SOURCE DATA:
************
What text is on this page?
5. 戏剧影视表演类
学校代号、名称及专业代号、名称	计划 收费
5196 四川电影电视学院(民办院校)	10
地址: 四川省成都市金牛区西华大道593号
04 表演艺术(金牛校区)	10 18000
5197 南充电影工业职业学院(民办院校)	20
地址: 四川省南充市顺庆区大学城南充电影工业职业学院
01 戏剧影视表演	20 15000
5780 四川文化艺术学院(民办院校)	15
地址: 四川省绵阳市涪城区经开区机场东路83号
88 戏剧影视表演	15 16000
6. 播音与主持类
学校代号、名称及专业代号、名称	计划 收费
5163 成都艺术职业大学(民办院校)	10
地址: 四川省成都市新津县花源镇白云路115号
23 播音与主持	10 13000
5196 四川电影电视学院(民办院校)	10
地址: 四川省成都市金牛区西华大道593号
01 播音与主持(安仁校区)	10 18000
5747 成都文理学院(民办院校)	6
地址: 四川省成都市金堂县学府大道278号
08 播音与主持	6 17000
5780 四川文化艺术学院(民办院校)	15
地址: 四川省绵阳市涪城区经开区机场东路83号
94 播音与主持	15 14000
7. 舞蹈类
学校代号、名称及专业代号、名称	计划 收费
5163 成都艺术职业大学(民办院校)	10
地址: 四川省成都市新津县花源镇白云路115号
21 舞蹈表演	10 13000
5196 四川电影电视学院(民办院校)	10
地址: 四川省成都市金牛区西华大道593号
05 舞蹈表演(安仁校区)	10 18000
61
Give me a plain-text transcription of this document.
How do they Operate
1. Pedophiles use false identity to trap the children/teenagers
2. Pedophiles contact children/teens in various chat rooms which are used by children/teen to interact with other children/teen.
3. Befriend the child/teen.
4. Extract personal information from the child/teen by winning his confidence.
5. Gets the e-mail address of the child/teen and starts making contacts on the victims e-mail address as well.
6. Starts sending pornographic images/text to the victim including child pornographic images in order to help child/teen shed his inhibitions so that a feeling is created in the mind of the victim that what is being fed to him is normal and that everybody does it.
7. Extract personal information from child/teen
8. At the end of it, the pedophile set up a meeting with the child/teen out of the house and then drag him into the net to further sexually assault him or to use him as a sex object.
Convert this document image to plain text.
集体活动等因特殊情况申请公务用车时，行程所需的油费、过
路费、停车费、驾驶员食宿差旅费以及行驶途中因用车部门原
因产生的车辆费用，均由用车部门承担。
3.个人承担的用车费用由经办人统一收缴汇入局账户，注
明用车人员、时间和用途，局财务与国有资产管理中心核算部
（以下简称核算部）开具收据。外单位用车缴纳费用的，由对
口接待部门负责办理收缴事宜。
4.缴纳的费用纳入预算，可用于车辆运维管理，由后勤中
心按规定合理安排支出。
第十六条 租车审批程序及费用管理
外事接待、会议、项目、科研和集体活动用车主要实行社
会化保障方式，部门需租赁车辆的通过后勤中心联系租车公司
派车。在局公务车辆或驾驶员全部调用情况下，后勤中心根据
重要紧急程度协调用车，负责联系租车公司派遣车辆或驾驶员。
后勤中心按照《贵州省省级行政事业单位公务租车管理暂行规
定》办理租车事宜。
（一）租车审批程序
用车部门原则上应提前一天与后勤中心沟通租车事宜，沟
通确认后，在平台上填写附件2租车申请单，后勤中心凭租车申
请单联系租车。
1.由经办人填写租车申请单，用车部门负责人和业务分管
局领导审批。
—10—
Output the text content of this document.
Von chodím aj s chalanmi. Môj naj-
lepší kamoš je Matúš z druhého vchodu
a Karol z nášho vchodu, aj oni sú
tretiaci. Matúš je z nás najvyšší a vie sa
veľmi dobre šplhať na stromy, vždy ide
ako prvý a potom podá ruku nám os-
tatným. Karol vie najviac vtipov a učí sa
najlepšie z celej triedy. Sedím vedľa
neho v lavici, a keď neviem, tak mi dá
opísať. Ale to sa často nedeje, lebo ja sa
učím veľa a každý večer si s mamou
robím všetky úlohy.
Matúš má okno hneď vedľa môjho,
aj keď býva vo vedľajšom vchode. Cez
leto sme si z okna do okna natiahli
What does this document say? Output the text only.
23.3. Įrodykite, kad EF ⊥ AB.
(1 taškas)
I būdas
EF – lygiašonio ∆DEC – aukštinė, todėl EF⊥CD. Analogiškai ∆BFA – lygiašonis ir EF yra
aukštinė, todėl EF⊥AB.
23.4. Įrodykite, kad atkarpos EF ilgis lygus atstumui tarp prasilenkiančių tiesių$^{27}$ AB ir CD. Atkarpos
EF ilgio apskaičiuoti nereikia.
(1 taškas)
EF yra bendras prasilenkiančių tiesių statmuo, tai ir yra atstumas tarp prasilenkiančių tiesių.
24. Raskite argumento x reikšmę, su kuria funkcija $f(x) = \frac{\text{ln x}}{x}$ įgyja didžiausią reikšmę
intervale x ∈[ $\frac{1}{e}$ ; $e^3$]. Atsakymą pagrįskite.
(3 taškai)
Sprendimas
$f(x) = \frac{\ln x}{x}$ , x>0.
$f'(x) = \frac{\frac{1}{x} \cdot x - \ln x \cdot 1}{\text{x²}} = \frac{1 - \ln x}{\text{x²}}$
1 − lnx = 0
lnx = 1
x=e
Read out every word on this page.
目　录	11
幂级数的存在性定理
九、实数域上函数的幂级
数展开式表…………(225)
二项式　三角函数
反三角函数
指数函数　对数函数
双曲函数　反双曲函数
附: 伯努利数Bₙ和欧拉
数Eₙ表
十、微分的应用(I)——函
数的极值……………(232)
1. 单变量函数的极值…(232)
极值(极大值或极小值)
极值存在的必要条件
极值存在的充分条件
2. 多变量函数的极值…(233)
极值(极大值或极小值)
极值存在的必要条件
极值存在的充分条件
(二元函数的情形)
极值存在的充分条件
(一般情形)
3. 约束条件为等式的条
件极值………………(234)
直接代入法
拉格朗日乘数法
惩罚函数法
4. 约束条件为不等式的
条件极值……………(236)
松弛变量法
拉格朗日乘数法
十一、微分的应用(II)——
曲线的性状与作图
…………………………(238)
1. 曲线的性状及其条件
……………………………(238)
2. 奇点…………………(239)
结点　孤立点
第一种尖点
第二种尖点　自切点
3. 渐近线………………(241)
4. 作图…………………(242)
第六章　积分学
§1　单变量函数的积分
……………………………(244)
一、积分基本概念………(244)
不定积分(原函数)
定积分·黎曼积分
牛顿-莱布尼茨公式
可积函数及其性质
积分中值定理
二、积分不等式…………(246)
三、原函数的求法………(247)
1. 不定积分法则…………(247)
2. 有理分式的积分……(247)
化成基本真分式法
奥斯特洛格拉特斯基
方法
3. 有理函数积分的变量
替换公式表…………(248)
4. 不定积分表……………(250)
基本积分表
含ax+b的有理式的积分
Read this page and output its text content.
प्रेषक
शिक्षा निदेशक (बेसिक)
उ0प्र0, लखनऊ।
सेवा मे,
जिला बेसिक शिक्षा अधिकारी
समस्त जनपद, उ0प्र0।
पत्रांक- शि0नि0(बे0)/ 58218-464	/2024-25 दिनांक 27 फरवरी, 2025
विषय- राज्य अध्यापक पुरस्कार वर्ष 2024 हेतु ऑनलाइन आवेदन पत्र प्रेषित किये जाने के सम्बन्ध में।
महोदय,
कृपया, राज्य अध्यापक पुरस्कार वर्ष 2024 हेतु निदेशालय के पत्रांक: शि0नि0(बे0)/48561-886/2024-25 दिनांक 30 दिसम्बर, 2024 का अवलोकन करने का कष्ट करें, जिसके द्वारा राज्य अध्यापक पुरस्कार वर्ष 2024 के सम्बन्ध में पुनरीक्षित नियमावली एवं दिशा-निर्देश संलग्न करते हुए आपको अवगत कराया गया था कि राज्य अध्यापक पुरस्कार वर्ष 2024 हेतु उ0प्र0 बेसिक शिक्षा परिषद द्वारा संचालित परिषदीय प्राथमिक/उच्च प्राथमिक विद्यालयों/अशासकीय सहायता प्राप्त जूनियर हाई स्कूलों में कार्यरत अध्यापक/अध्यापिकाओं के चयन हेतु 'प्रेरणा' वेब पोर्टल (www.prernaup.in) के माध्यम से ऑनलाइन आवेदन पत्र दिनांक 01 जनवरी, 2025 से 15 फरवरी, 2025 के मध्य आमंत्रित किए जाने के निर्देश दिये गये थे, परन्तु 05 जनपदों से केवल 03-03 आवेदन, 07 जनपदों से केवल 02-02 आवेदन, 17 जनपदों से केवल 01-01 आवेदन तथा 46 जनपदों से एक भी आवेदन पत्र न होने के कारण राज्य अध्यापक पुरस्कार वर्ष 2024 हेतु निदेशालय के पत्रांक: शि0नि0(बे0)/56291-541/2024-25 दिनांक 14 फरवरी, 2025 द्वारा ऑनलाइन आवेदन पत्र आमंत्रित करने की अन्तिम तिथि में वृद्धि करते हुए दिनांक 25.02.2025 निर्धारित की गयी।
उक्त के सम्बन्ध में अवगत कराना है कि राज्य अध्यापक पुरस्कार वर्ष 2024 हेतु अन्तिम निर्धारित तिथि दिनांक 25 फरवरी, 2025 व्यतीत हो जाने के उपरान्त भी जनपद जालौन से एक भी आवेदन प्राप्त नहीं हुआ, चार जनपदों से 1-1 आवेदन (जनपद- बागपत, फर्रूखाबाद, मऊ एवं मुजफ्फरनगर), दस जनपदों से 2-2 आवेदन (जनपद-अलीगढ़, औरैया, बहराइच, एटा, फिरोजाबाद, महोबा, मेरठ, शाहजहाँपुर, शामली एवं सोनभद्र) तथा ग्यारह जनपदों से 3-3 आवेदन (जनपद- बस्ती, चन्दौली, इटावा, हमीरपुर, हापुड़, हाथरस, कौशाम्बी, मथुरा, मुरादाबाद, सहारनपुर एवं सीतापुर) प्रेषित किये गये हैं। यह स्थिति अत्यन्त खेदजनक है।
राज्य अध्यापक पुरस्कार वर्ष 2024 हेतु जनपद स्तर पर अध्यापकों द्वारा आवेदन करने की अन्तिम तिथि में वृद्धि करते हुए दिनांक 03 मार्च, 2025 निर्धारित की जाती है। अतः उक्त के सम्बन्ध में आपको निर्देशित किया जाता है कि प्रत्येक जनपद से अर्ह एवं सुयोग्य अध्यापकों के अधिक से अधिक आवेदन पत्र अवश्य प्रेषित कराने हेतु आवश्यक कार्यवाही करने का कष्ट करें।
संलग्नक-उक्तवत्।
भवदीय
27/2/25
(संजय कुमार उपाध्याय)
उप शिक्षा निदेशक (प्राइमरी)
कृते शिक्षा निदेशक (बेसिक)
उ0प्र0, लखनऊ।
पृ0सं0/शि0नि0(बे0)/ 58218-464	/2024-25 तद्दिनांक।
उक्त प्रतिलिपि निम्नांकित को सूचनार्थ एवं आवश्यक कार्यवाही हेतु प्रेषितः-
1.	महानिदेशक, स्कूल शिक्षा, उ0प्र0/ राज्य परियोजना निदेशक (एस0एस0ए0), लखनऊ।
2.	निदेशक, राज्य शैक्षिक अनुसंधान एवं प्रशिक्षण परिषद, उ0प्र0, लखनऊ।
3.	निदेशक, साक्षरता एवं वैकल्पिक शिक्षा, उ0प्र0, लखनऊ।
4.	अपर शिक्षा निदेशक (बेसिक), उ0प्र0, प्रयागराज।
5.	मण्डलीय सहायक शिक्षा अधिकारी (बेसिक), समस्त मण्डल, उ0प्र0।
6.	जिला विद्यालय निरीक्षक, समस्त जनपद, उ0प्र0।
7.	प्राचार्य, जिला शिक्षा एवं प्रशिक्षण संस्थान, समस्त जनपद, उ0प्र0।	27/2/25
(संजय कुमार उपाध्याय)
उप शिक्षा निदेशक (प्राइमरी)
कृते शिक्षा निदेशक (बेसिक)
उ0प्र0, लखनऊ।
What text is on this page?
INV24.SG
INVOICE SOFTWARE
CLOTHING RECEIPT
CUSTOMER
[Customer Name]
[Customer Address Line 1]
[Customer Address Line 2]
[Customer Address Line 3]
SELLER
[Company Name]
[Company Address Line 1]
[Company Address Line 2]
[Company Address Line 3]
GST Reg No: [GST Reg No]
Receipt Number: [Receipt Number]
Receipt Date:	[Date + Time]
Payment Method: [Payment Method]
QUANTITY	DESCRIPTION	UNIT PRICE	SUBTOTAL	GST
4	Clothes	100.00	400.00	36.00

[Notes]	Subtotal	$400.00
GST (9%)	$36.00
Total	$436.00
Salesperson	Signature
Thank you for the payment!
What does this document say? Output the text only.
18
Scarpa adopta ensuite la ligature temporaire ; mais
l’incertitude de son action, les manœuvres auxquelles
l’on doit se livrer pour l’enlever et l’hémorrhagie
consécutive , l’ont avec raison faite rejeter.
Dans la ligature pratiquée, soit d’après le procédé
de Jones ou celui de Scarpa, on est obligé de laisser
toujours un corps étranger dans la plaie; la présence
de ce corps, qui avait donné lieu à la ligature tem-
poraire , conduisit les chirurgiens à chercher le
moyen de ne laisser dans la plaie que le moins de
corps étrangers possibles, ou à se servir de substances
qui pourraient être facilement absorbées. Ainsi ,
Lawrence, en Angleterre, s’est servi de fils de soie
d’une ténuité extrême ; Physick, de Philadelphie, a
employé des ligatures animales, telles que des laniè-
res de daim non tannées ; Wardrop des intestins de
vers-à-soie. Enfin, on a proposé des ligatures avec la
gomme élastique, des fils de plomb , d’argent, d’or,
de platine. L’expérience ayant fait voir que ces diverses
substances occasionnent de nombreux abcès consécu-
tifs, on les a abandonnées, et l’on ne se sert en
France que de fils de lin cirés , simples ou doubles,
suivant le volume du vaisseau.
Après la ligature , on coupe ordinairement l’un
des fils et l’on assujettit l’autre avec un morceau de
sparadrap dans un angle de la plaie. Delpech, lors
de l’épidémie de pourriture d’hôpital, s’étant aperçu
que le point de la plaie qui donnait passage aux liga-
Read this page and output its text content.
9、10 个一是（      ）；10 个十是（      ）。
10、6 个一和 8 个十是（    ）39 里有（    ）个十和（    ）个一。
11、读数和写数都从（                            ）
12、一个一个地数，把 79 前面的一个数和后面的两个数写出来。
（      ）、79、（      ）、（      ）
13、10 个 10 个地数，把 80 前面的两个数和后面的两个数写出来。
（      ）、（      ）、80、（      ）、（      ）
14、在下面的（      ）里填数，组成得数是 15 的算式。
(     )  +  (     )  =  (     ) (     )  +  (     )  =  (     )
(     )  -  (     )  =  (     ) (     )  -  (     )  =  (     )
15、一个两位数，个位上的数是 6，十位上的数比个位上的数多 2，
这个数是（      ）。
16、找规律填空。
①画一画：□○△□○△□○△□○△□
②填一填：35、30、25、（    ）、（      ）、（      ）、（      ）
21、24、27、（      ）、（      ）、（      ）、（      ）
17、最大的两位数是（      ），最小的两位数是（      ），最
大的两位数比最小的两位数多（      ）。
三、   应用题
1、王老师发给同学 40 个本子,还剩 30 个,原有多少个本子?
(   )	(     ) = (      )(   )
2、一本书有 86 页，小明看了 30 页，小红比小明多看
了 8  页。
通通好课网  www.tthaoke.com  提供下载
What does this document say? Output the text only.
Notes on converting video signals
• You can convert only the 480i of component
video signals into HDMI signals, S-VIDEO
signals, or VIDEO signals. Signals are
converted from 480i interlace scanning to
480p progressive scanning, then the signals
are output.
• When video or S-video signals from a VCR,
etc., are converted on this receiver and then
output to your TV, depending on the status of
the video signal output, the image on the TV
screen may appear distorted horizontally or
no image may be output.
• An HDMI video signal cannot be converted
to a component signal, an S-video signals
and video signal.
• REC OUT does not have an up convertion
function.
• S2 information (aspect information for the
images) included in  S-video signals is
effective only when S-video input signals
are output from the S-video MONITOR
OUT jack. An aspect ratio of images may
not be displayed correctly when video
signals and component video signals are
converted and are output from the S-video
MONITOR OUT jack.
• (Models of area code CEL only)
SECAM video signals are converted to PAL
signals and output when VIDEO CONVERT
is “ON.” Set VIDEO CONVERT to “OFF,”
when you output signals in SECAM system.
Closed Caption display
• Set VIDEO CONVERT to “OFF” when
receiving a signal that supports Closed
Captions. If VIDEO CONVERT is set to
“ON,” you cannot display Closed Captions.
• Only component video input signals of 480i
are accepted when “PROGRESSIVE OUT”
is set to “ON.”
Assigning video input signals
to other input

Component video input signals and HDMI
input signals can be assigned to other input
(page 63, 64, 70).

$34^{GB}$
************
TASK STATEMENT:
Your task is to report how many lines of the material include the string "Notes". Give the number and no other words.

SOLUTION FOR THIS TASK:
2